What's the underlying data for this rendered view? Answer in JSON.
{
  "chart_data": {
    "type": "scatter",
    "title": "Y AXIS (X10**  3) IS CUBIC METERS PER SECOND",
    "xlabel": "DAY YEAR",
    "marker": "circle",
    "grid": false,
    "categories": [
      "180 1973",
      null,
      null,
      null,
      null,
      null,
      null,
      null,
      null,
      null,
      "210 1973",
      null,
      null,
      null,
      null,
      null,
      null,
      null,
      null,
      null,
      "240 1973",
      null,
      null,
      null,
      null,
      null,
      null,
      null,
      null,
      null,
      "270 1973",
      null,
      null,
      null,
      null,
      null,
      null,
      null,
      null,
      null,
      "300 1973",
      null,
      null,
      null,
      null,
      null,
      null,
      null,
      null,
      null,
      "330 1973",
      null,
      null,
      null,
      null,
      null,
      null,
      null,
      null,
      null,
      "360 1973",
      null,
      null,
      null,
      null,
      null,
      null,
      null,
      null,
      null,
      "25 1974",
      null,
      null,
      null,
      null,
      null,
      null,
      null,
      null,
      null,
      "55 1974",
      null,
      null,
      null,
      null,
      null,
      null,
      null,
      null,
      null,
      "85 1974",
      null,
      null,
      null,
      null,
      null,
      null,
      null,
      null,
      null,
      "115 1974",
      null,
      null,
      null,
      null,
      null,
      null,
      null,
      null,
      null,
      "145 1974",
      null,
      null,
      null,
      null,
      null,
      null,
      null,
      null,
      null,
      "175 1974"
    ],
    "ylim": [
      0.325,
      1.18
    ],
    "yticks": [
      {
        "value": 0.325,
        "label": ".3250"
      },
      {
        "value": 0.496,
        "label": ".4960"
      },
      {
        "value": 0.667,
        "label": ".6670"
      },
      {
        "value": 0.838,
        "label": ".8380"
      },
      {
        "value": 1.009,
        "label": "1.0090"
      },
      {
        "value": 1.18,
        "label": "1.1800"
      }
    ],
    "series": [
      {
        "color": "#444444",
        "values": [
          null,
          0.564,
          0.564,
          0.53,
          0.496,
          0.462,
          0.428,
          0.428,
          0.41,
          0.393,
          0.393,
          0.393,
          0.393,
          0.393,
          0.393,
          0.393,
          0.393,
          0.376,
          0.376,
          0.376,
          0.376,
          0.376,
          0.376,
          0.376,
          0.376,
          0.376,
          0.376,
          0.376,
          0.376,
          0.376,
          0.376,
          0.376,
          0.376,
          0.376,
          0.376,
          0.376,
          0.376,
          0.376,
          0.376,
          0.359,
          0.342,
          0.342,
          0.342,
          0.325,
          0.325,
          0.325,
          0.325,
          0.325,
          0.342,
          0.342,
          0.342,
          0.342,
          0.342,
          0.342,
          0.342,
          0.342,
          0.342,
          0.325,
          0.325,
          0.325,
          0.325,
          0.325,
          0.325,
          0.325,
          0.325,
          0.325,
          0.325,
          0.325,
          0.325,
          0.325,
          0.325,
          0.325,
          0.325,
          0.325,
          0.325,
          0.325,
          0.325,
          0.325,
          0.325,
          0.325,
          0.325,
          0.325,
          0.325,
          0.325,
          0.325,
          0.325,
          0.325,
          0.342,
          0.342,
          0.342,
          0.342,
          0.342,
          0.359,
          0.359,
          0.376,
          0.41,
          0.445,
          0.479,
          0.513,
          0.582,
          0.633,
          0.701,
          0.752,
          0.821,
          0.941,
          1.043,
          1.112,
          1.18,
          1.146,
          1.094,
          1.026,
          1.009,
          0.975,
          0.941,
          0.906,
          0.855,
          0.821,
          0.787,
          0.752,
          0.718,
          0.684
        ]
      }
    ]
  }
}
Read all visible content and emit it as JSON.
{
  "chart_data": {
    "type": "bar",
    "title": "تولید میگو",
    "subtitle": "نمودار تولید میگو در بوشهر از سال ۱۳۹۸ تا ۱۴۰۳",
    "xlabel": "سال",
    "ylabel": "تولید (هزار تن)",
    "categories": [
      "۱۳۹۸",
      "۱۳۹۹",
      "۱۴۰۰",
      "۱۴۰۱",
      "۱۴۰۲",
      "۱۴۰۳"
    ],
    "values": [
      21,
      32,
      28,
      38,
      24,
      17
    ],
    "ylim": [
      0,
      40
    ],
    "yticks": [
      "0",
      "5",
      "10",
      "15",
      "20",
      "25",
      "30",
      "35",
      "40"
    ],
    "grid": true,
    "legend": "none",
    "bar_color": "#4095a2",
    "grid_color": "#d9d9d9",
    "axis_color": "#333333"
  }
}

- **AIM OF THE EXERCISE**: Repeat, character for character, the lines from the one that holds "Read all visible content and emit it as JSON." to the final line of the material, inclusive, and no other lines.

- **ANSWER TO THE EXERCISE**:
Read all visible content and emit it as JSON.
{
  "chart_data": {
    "type": "bar",
    "title": "تولید میگو",
    "subtitle": "نمودار تولید میگو در بوشهر از سال ۱۳۹۸ تا ۱۴۰۳",
    "xlabel": "سال",
    "ylabel": "تولید (هزار تن)",
    "categories": [
      "۱۳۹۸",
      "۱۳۹۹",
      "۱۴۰۰",
      "۱۴۰۱",
      "۱۴۰۲",
      "۱۴۰۳"
    ],
    "values": [
      21,
      32,
      28,
      38,
      24,
      17
    ],
    "ylim": [
      0,
      40
    ],
    "yticks": [
      "0",
      "5",
      "10",
      "15",
      "20",
      "25",
      "30",
      "35",
      "40"
    ],
    "grid": true,
    "legend": "none",
    "bar_color": "#4095a2",
    "grid_color": "#d9d9d9",
    "axis_color": "#333333"
  }
}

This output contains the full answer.